__TASK PROMPT__
Take every line that has the string "ferramenta" and copy it out.

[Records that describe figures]

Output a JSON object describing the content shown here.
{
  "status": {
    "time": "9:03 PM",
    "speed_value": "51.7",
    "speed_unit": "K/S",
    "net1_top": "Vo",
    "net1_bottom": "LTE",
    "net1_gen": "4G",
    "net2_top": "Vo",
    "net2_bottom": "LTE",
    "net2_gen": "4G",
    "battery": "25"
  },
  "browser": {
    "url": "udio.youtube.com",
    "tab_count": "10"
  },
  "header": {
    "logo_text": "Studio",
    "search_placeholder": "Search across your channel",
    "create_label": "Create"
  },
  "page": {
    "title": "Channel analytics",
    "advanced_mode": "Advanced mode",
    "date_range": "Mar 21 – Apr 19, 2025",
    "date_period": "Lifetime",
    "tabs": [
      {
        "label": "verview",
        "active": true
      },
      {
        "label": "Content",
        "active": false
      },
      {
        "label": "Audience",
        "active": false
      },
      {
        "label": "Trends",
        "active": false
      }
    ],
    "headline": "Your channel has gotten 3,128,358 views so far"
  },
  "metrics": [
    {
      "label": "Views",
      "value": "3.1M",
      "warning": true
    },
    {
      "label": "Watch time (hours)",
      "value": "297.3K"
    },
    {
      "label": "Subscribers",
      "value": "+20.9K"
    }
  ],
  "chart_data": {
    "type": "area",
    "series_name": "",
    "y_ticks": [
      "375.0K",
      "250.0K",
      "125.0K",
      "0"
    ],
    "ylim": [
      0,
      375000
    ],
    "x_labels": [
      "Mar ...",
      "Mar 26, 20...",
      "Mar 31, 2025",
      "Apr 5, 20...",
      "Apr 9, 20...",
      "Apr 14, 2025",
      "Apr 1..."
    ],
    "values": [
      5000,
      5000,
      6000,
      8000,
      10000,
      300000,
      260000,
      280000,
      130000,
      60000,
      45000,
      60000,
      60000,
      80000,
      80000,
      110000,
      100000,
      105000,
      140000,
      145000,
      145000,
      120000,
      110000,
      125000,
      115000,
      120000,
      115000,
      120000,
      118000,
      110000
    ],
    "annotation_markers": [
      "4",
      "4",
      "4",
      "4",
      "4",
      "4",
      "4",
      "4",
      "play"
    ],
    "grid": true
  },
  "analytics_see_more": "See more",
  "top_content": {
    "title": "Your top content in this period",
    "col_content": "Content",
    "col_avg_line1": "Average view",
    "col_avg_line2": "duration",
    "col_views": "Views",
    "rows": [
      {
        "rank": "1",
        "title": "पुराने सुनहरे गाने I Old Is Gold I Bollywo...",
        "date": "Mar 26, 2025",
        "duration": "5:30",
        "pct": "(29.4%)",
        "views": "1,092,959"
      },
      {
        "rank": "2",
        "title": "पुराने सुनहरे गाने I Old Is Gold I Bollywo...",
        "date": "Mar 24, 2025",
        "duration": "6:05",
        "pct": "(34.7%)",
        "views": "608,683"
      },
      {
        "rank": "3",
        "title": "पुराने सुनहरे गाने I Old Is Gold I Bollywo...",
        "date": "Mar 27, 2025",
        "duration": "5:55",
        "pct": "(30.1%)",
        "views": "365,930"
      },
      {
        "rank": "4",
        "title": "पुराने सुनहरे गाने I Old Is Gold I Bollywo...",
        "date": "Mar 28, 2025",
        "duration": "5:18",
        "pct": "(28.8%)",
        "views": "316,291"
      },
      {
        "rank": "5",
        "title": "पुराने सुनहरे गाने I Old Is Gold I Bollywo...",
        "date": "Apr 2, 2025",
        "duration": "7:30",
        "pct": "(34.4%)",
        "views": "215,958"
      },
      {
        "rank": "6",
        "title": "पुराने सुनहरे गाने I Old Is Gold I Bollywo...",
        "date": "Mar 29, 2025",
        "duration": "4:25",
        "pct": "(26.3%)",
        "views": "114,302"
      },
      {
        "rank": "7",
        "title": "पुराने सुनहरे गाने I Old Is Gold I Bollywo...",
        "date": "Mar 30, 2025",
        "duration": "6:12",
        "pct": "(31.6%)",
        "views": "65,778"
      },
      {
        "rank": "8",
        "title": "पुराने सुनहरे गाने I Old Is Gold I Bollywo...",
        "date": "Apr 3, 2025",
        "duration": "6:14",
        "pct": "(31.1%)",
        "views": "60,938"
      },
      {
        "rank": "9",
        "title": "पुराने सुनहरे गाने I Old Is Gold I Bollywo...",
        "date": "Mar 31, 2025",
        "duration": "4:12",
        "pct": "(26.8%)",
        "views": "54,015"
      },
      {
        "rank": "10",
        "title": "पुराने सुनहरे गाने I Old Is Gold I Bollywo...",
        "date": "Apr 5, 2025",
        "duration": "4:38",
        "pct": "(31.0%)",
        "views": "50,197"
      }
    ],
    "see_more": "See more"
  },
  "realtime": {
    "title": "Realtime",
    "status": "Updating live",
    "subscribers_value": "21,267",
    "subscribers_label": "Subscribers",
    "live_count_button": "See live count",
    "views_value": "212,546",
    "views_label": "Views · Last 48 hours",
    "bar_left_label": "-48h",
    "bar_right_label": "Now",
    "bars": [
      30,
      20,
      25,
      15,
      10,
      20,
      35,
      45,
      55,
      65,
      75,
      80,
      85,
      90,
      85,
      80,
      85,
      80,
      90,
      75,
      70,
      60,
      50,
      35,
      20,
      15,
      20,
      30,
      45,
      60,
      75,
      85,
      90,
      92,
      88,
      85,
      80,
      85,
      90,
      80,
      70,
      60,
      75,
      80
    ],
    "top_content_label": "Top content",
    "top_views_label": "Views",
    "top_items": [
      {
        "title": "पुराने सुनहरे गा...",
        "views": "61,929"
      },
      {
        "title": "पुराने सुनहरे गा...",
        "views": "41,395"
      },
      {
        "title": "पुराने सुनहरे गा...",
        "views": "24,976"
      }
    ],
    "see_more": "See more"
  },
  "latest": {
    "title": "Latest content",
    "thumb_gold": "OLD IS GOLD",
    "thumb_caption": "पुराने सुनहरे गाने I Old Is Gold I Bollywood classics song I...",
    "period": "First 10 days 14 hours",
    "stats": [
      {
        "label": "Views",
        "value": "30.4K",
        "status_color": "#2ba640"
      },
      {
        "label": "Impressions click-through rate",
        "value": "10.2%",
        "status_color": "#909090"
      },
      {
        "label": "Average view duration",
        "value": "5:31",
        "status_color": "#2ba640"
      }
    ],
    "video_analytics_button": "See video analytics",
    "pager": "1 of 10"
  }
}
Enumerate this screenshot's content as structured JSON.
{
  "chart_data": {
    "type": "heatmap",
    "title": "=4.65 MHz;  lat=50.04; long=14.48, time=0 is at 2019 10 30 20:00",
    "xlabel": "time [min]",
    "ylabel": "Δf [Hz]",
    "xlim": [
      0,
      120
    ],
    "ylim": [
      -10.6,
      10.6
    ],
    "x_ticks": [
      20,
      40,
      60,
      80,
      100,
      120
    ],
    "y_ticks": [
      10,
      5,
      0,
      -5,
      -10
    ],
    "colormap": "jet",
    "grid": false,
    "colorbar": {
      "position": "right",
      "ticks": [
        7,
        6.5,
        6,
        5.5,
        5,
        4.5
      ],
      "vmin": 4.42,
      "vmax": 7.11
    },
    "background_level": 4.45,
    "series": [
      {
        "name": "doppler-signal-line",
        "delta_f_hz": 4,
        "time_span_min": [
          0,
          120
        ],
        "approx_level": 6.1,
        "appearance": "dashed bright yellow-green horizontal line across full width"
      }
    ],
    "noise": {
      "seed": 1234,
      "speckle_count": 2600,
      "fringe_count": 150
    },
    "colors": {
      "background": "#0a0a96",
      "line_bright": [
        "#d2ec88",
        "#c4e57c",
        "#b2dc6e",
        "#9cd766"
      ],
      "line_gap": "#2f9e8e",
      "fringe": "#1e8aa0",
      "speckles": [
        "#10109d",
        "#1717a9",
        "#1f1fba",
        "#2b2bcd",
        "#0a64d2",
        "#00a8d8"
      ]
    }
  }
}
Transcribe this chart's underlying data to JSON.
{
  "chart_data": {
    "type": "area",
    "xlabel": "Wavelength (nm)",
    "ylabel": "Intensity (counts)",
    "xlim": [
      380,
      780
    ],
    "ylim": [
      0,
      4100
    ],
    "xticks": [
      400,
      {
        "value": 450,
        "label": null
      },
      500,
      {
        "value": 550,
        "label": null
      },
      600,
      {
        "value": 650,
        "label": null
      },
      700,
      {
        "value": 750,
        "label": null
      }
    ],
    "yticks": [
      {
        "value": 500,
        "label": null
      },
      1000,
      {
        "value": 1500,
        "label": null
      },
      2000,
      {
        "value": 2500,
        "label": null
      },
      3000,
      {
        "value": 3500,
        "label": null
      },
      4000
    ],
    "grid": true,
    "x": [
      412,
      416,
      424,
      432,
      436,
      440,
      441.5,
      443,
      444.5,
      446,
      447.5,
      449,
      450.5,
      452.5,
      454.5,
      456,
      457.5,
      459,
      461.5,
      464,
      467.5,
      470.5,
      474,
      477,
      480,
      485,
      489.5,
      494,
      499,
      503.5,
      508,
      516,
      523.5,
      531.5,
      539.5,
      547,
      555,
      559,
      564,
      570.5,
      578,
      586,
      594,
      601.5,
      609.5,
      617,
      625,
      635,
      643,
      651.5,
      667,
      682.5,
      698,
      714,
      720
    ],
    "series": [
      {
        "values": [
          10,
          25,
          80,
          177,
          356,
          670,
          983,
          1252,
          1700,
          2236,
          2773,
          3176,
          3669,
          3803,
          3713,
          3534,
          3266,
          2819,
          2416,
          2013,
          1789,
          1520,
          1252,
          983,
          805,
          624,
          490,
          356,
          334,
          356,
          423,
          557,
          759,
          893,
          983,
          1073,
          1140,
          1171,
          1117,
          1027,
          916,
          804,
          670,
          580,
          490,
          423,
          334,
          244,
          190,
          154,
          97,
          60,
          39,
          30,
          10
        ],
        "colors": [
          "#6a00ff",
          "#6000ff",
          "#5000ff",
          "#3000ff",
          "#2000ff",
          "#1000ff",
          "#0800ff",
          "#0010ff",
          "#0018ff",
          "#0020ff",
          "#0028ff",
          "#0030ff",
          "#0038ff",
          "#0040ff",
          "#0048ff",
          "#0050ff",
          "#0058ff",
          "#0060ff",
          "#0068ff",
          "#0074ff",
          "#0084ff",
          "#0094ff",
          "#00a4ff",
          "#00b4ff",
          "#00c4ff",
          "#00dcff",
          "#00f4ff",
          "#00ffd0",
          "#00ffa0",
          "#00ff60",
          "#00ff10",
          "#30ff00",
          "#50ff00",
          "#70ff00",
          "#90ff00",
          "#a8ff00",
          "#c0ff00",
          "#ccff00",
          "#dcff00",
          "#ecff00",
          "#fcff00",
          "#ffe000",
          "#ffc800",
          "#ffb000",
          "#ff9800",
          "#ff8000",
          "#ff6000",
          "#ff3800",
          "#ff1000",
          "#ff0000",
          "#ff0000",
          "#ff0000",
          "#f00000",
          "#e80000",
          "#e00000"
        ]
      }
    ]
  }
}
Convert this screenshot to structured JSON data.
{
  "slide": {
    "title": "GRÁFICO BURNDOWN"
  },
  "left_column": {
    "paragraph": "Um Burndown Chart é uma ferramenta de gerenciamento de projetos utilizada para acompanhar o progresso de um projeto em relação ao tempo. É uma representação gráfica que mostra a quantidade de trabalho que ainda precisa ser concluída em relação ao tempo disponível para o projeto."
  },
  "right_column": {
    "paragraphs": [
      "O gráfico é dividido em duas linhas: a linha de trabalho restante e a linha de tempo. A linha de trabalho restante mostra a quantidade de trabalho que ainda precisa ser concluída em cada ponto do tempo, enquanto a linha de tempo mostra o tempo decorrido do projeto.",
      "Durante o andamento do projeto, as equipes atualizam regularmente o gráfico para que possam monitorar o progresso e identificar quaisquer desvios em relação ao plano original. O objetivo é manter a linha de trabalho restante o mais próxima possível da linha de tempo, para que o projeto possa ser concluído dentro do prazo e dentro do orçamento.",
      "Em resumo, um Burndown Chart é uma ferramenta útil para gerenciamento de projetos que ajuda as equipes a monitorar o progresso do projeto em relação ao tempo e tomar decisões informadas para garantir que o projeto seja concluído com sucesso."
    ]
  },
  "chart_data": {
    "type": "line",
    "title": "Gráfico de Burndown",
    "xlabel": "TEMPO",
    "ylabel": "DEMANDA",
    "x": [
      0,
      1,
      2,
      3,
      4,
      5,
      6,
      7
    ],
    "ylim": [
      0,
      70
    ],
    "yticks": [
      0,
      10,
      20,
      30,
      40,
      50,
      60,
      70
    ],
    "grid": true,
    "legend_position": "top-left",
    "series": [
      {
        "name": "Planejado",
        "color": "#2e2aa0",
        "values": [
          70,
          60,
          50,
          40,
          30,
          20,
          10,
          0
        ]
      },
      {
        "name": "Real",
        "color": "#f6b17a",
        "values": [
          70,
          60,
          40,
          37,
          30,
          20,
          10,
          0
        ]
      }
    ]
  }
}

__TASK OUTPUT__
    "paragraph": "Um Burndown Chart é uma ferramenta de gerenciamento de projetos utilizada para acompanhar o progresso de um projeto em relação ao tempo. É uma representação gráfica que mostra a quantidade de trabalho que ainda precisa ser concluída em relação ao tempo disponível para o projeto."
      "Em resumo, um Burndown Chart é uma ferramenta útil para gerenciamento de projetos que ajuda as equipes a monitorar o progresso do projeto em relação ao tempo e tomar decisões informadas para garantir que o projeto seja concluído com sucesso."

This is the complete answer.